Short task
Can you repeat everything from the line containing "What elements are" down to the line containing "comment-icon[interactable] (603, 363, 617, 377)", keeping both of those lines and nothing outside them?

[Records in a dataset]
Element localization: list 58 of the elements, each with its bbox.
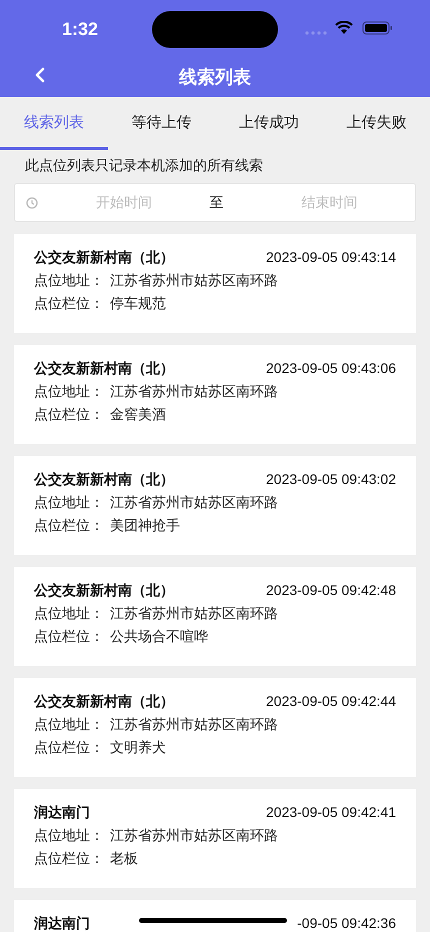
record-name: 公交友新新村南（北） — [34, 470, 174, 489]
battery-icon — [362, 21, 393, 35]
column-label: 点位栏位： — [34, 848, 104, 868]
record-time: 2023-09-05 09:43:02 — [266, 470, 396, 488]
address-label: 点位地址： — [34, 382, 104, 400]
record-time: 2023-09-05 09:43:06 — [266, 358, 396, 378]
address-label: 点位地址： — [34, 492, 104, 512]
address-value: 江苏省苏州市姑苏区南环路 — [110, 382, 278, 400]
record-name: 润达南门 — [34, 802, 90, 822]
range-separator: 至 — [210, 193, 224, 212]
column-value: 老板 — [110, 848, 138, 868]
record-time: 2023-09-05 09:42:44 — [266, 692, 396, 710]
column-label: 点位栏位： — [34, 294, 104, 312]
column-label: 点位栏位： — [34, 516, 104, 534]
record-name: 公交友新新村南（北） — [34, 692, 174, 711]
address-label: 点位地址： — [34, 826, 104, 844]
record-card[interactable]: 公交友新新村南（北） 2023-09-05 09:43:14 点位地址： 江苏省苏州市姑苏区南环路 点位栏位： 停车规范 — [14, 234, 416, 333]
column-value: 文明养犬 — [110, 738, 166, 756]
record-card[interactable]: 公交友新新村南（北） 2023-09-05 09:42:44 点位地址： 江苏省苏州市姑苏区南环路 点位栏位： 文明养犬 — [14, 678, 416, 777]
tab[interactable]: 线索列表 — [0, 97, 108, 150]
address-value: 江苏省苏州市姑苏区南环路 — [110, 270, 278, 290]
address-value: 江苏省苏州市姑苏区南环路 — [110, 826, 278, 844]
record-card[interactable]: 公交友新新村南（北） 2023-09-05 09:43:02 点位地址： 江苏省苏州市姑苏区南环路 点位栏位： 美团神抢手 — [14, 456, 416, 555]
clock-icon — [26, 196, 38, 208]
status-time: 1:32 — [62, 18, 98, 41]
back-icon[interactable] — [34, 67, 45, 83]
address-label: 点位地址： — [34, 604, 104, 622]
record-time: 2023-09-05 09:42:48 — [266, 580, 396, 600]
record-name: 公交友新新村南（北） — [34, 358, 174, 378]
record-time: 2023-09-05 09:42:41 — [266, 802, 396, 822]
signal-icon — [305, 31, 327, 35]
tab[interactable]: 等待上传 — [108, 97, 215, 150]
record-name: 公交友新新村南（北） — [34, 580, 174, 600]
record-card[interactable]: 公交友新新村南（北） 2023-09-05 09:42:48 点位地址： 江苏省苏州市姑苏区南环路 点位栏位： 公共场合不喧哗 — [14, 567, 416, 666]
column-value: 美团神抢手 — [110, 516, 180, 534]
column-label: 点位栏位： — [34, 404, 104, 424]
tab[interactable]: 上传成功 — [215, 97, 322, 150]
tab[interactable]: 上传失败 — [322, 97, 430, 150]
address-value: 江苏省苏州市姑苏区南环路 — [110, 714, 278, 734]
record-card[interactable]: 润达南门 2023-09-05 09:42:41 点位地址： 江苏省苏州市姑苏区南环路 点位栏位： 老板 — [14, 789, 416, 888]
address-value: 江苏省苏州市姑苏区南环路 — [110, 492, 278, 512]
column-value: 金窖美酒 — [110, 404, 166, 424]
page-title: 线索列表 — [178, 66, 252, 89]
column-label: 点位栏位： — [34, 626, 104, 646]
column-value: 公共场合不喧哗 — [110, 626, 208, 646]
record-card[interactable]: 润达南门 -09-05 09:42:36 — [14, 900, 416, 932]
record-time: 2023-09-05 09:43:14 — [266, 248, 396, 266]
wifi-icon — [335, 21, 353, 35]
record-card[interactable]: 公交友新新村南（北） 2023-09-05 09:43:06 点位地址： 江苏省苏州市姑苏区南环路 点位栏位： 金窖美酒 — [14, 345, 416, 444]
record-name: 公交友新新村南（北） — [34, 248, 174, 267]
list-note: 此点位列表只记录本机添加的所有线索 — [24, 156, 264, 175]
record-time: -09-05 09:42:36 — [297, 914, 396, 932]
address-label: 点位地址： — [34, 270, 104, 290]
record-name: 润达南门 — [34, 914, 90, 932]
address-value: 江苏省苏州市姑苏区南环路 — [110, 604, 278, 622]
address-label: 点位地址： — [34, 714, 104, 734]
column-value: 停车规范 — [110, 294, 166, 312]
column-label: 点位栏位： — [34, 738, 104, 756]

...

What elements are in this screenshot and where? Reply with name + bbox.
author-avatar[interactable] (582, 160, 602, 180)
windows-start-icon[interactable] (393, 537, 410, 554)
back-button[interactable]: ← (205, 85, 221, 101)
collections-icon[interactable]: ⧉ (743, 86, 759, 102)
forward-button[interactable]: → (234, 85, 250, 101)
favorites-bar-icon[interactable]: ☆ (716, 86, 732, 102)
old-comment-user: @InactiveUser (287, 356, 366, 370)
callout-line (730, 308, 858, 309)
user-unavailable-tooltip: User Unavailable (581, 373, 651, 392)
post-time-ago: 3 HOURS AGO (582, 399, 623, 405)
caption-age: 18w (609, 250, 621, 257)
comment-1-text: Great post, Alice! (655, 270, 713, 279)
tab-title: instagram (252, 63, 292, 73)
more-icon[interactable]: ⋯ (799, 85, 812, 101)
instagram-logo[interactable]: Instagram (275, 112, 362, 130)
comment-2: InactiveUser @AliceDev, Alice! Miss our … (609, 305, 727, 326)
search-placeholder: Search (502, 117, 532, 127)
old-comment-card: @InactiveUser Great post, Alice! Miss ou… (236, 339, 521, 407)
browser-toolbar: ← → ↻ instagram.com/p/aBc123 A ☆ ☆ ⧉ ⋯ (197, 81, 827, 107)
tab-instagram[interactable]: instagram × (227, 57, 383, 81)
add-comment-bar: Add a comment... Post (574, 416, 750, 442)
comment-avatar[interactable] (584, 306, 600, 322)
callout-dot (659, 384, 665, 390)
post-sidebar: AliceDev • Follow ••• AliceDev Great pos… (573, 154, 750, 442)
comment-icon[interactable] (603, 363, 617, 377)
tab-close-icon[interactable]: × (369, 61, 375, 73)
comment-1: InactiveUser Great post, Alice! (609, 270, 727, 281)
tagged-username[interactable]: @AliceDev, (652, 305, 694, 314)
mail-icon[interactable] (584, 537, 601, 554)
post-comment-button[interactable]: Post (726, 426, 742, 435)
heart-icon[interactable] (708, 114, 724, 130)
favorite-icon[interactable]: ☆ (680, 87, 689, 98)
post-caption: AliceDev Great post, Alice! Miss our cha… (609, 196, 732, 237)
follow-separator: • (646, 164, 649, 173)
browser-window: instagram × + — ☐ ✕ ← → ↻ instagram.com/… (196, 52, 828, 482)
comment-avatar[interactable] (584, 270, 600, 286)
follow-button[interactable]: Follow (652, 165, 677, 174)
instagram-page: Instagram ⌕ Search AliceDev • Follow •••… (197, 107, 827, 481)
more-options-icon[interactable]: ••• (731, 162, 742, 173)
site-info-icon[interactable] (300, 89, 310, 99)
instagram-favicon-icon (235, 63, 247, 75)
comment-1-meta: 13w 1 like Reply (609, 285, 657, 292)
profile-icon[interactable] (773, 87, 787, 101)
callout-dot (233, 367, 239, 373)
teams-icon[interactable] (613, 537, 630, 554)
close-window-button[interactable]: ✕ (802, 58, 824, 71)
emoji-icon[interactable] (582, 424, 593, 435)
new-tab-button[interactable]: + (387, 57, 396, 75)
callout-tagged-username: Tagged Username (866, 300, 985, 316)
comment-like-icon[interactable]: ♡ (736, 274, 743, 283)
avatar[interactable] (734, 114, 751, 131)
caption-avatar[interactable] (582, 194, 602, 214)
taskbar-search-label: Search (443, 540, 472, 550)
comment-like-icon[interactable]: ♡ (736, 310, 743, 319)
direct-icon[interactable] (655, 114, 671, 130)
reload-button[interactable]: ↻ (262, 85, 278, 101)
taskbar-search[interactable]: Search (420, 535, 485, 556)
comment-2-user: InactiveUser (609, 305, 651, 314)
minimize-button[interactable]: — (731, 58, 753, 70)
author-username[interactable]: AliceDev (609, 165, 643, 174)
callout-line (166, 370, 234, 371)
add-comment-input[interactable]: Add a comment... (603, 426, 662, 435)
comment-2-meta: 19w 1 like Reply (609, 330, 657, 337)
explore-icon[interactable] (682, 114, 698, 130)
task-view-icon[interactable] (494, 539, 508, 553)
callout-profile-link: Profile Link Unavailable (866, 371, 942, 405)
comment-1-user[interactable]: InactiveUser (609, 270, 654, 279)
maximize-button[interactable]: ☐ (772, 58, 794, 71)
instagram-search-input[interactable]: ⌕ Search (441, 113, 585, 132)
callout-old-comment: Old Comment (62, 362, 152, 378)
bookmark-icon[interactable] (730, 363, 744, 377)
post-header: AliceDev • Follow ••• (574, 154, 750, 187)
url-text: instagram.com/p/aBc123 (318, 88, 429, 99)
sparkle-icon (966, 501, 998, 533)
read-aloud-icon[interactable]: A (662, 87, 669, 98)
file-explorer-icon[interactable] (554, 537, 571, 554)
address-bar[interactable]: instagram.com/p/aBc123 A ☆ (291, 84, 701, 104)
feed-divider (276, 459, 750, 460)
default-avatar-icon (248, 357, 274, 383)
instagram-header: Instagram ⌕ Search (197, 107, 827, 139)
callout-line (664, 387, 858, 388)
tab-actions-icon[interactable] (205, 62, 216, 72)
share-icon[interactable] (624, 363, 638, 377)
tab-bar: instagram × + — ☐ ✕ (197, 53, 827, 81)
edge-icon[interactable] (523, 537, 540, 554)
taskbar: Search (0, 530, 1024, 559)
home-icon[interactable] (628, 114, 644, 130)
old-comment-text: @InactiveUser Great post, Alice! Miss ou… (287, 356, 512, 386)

Task answer
What elements are in this screenshot and where? Reply with name + bbox.
author-avatar[interactable] (582, 160, 602, 180)
windows-start-icon[interactable] (393, 537, 410, 554)
back-button[interactable]: ← (205, 85, 221, 101)
collections-icon[interactable]: ⧉ (743, 86, 759, 102)
forward-button[interactable]: → (234, 85, 250, 101)
favorites-bar-icon[interactable]: ☆ (716, 86, 732, 102)
old-comment-user: @InactiveUser (287, 356, 366, 370)
callout-line (730, 308, 858, 309)
user-unavailable-tooltip: User Unavailable (581, 373, 651, 392)
post-time-ago: 3 HOURS AGO (582, 399, 623, 405)
caption-age: 18w (609, 250, 621, 257)
comment-1-text: Great post, Alice! (655, 270, 713, 279)
tab-title: instagram (252, 63, 292, 73)
more-icon[interactable]: ⋯ (799, 85, 812, 101)
instagram-logo[interactable]: Instagram (275, 112, 362, 130)
comment-2: InactiveUser @AliceDev, Alice! Miss our … (609, 305, 727, 326)
search-placeholder: Search (502, 117, 532, 127)
old-comment-card: @InactiveUser Great post, Alice! Miss ou… (236, 339, 521, 407)
browser-toolbar: ← → ↻ instagram.com/p/aBc123 A ☆ ☆ ⧉ ⋯ (197, 81, 827, 107)
tab-instagram[interactable]: instagram × (227, 57, 383, 81)
add-comment-bar: Add a comment... Post (574, 416, 750, 442)
comment-avatar[interactable] (584, 306, 600, 322)
callout-dot (659, 384, 665, 390)
post-sidebar: AliceDev • Follow ••• AliceDev Great pos… (573, 154, 750, 442)
comment-icon[interactable] (603, 363, 617, 377)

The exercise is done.